Bring together all lines of the material below that contain the string "mnemonic".

#### STORED ROWS

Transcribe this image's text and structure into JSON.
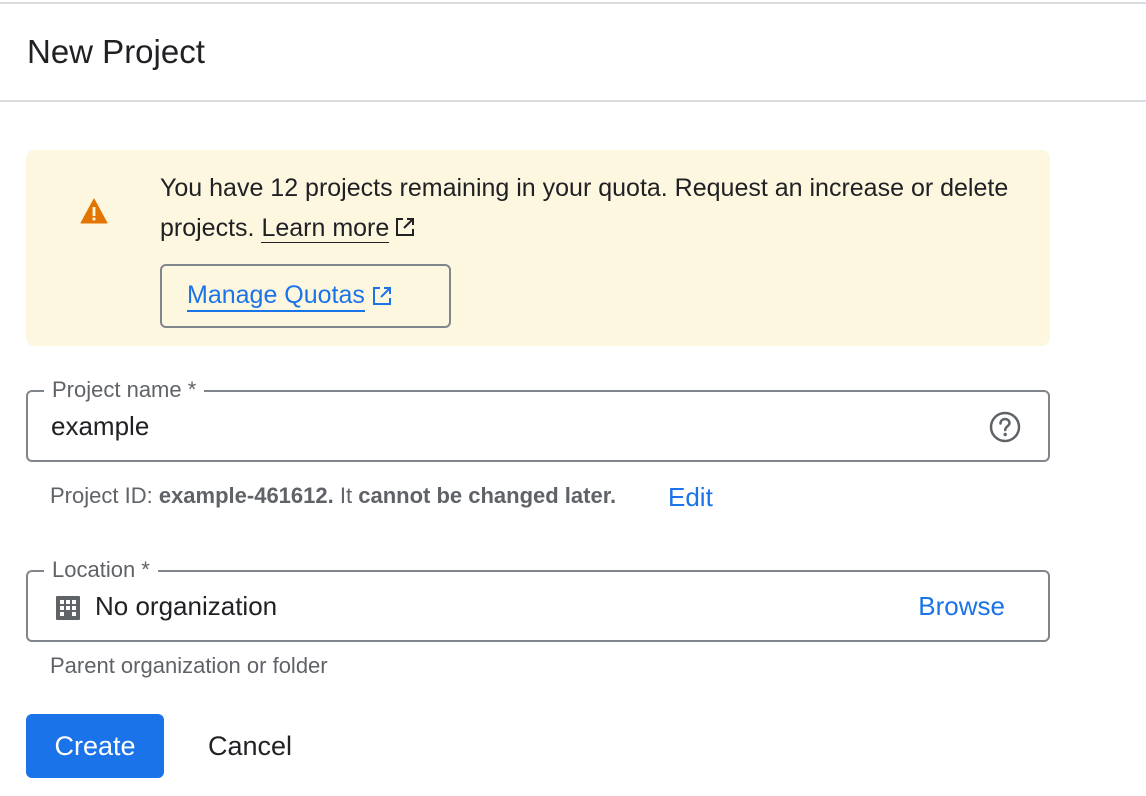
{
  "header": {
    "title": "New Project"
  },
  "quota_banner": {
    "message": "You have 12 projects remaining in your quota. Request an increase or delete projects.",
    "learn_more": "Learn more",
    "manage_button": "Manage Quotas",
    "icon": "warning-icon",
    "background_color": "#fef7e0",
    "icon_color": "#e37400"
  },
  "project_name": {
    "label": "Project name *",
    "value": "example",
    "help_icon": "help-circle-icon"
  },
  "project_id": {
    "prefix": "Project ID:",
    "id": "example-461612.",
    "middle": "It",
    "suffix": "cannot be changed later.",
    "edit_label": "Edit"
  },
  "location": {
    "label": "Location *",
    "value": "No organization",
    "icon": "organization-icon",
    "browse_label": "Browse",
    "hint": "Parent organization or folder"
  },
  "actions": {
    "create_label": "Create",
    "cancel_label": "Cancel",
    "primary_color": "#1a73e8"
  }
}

########
#### STORED ROWS

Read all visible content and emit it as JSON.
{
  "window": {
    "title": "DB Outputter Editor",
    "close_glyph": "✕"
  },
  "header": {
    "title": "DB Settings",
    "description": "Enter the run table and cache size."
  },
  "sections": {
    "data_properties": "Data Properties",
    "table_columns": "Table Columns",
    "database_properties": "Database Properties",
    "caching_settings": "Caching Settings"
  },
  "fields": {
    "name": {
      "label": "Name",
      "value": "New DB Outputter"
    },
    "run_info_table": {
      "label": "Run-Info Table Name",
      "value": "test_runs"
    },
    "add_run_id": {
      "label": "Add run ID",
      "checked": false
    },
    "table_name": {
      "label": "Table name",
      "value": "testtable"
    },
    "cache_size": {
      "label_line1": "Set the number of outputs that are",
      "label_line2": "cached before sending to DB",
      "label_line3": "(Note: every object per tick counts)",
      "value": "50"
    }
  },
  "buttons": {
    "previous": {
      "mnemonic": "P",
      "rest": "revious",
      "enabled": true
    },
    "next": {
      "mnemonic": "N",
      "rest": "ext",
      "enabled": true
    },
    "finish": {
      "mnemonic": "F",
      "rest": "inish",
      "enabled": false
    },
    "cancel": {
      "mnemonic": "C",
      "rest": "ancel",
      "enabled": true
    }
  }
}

########

WORKED SOLUTION:
      "mnemonic": "P",
      "mnemonic": "N",
      "mnemonic": "F",
      "mnemonic": "C",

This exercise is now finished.